- **STATED EXERCISE**
Omit the images, then print each record below exactly as it reads.

- **THE INPUT**
+-------+

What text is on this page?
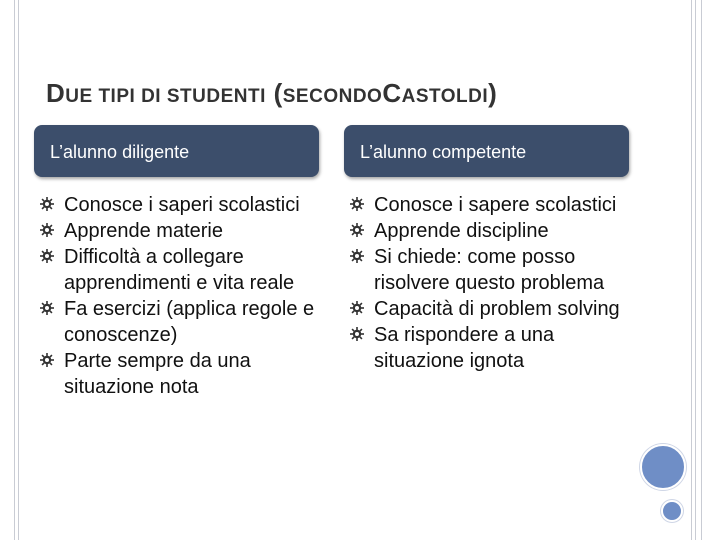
DUE TIPI DI STUDENTI (SECONDOCASTOLDI)
L’alunno diligente	L’alunno competente
Conosce i saperi scolastici
Apprende materie
Difficoltà a collegare apprendimenti e vita reale
Fa esercizi (applica regole e conoscenze)
Parte sempre da una situazione nota
Conosce i sapere scolastici
Apprende discipline
Si chiede: come posso risolvere questo problema
Capacità di problem solving
Sa rispondere a una situazione ignota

+-------+

- **EXPECTED ANSWER**
What text is on this page?
DUE TIPI DI STUDENTI (SECONDOCASTOLDI)
L’alunno diligente	L’alunno competente
Conosce i saperi scolastici
Apprende materie
Difficoltà a collegare apprendimenti e vita reale
Fa esercizi (applica regole e conoscenze)
Parte sempre da una situazione nota
Conosce i sapere scolastici
Apprende discipline
Si chiede: come posso risolvere questo problema
Capacità di problem solving
Sa rispondere a una situazione ignota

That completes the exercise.